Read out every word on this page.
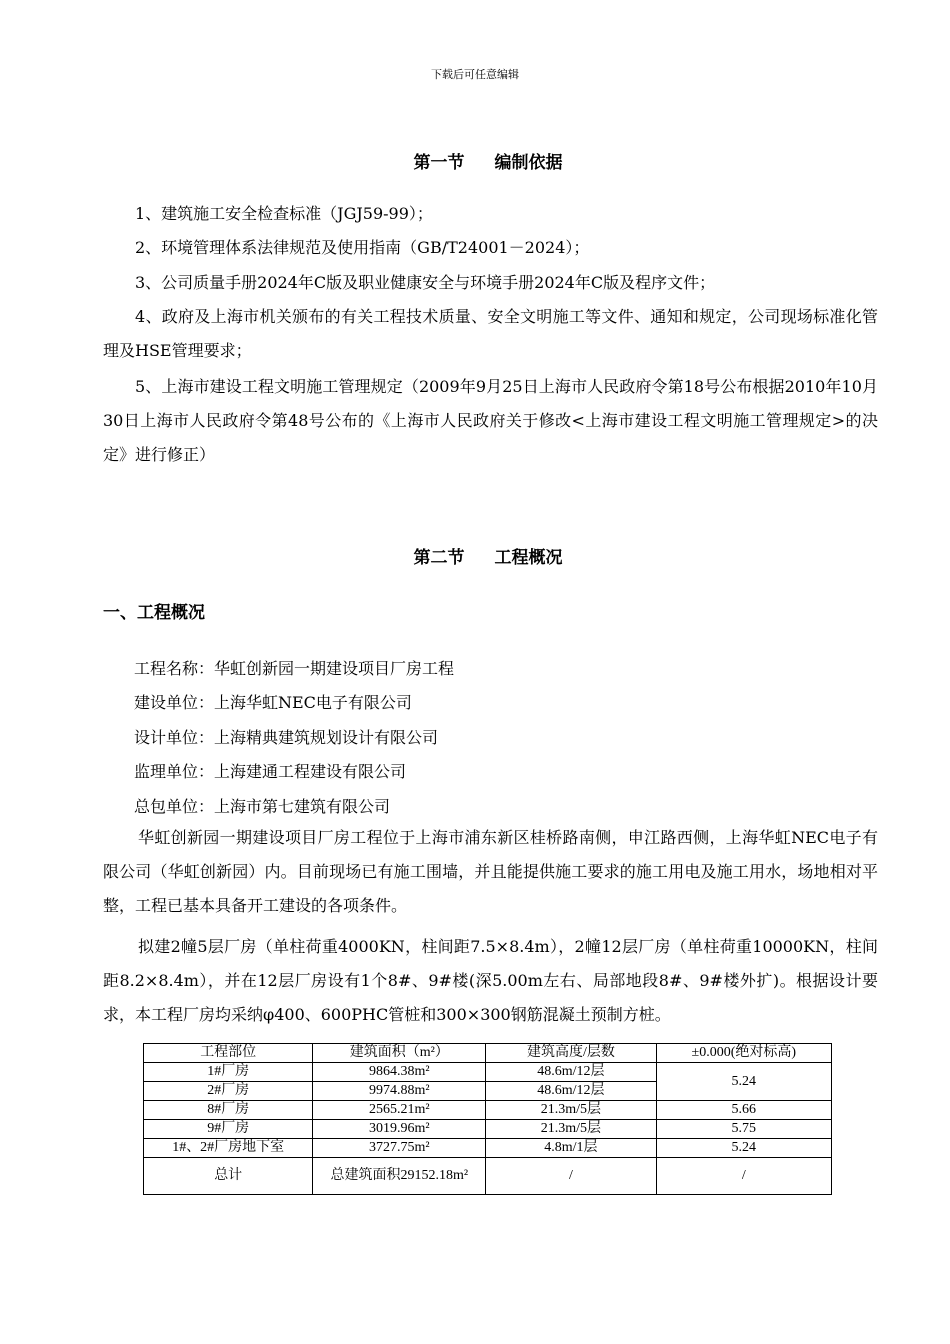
下载后可任意编辑
第一节 编制依据
1、建筑施工安全检查标准（JGJ59-99）；
2、环境管理体系法律规范及使用指南（GB/T24001－2024）；
3、公司质量手册2024年C版及职业健康安全与环境手册2024年C版及程序文件；
4、政府及上海市机关颁布的有关工程技术质量、安全文明施工等文件、通知和规定，公司现场标准化管理及HSE管理要求；
5、上海市建设工程文明施工管理规定（2009年9月25日上海市人民政府令第18号公布根据2010年10月30日上海市人民政府令第48号公布的《上海市人民政府关于修改<上海市建设工程文明施工管理规定>的决定》进行修正）
第二节 工程概况
一、工程概况
工程名称：华虹创新园一期建设项目厂房工程
建设单位：上海华虹NEC电子有限公司
设计单位：上海精典建筑规划设计有限公司
监理单位：上海建通工程建设有限公司
总包单位：上海市第七建筑有限公司
华虹创新园一期建设项目厂房工程位于上海市浦东新区桂桥路南侧，申江路西侧，上海华虹NEC电子有限公司（华虹创新园）内。目前现场已有施工围墙，并且能提供施工要求的施工用电及施工用水，场地相对平整，工程已基本具备开工建设的各项条件。
拟建2幢5层厂房（单柱荷重4000KN，柱间距7.5×8.4m），2幢12层厂房（单柱荷重10000KN，柱间距8.2×8.4m），并在12层厂房设有1个8#、9#楼(深5.00m左右、局部地段8#、9#楼外扩)。根据设计要求，本工程厂房均采纳φ400、600PHC管桩和300×300钢筋混凝土预制方桩。
工程部位	建筑面积（m²）	建筑高度/层数	±0.000(绝对标高)
1#厂房	9864.38m²	48.6m/12层	5.24
2#厂房	9974.88m²	48.6m/12层	
8#厂房	2565.21m²	21.3m/5层	5.66
9#厂房	3019.96m²	21.3m/5层	5.75
1#、2#厂房地下室	3727.75m²	4.8m/1层	5.24
总计	总建筑面积29152.18m²	/	/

* [THE REQUEST]
Repeat the data exactly, dropping every picture it holds.

* [TASK ANSWER]
Read out every word on this page.
下载后可任意编辑
第一节 编制依据
1、建筑施工安全检查标准（JGJ59-99）；
2、环境管理体系法律规范及使用指南（GB/T24001－2024）；
3、公司质量手册2024年C版及职业健康安全与环境手册2024年C版及程序文件；
4、政府及上海市机关颁布的有关工程技术质量、安全文明施工等文件、通知和规定，公司现场标准化管理及HSE管理要求；
5、上海市建设工程文明施工管理规定（2009年9月25日上海市人民政府令第18号公布根据2010年10月30日上海市人民政府令第48号公布的《上海市人民政府关于修改<上海市建设工程文明施工管理规定>的决定》进行修正）
第二节 工程概况
一、工程概况
工程名称：华虹创新园一期建设项目厂房工程
建设单位：上海华虹NEC电子有限公司
设计单位：上海精典建筑规划设计有限公司
监理单位：上海建通工程建设有限公司
总包单位：上海市第七建筑有限公司
华虹创新园一期建设项目厂房工程位于上海市浦东新区桂桥路南侧，申江路西侧，上海华虹NEC电子有限公司（华虹创新园）内。目前现场已有施工围墙，并且能提供施工要求的施工用电及施工用水，场地相对平整，工程已基本具备开工建设的各项条件。
拟建2幢5层厂房（单柱荷重4000KN，柱间距7.5×8.4m），2幢12层厂房（单柱荷重10000KN，柱间距8.2×8.4m），并在12层厂房设有1个8#、9#楼(深5.00m左右、局部地段8#、9#楼外扩)。根据设计要求，本工程厂房均采纳φ400、600PHC管桩和300×300钢筋混凝土预制方桩。
工程部位	建筑面积（m²）	建筑高度/层数	±0.000(绝对标高)
1#厂房	9864.38m²	48.6m/12层	5.24
2#厂房	9974.88m²	48.6m/12层	
8#厂房	2565.21m²	21.3m/5层	5.66
9#厂房	3019.96m²	21.3m/5层	5.75
1#、2#厂房地下室	3727.75m²	4.8m/1层	5.24
总计	总建筑面积29152.18m²	/	/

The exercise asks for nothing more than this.